### REQUIREMENT
Look through the material below. Copy every line with the string "Frequency" in it.

Items from a figure collection:
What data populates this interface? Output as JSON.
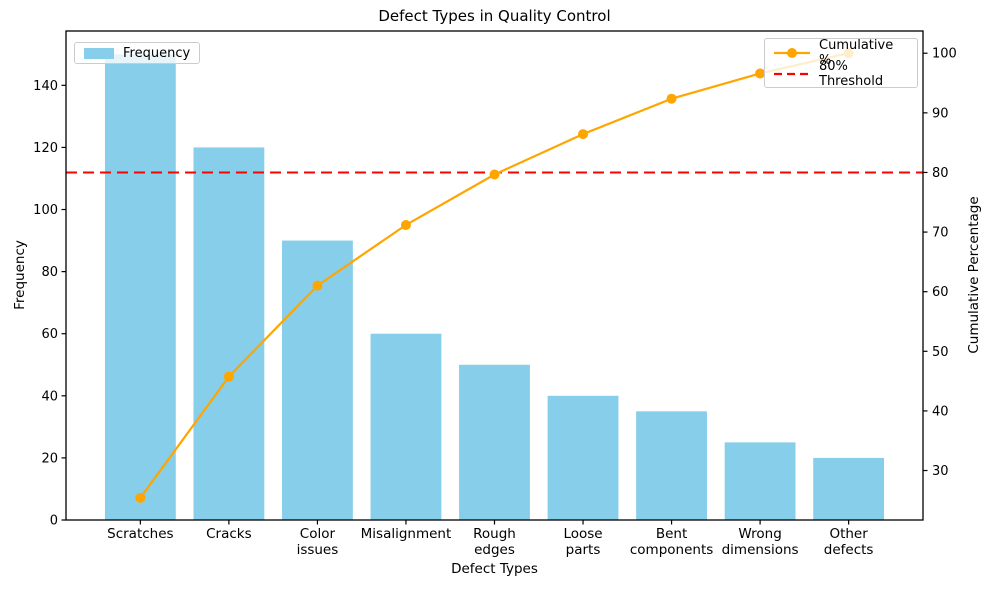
{
  "chart_data": {
    "type": "bar+line (Pareto)",
    "title": "Defect Types in Quality Control",
    "xlabel": "Defect Types",
    "ylabel_left": "Frequency",
    "ylabel_right": "Cumulative Percentage",
    "categories": [
      "Scratches",
      "Cracks",
      "Color\nissues",
      "Misalignment",
      "Rough\nedges",
      "Loose\nparts",
      "Bent\ncomponents",
      "Wrong\ndimensions",
      "Other\ndefects"
    ],
    "series": [
      {
        "name": "Frequency",
        "type": "bar",
        "axis": "left",
        "color": "#87CEEB",
        "values": [
          150,
          120,
          90,
          60,
          50,
          40,
          35,
          25,
          20
        ]
      },
      {
        "name": "Cumulative %",
        "type": "line",
        "axis": "right",
        "color": "#FFA500",
        "marker": "circle",
        "values": [
          25.42,
          45.76,
          61.02,
          71.19,
          79.66,
          86.44,
          92.37,
          96.61,
          100.0
        ]
      }
    ],
    "threshold_line": {
      "label": "80% Threshold",
      "value": 80,
      "axis": "right",
      "color": "#FF0000",
      "style": "dashed"
    },
    "axes": {
      "x": {
        "range": [
          -0.84,
          8.84
        ]
      },
      "left": {
        "ticks": [
          0,
          20,
          40,
          60,
          80,
          100,
          120,
          140
        ],
        "range": [
          0,
          157.5
        ]
      },
      "right": {
        "ticks": [
          30,
          40,
          50,
          60,
          70,
          80,
          90,
          100
        ],
        "range": [
          21.7,
          103.73
        ]
      }
    },
    "legend": {
      "positions": [
        "upper left",
        "upper right"
      ]
    },
    "grid": false,
    "text_color": "#000000",
    "spine_color": "#000000"
  }
}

### RESULT OF THIS TASK
    "ylabel_left": "Frequency",
        "name": "Frequency",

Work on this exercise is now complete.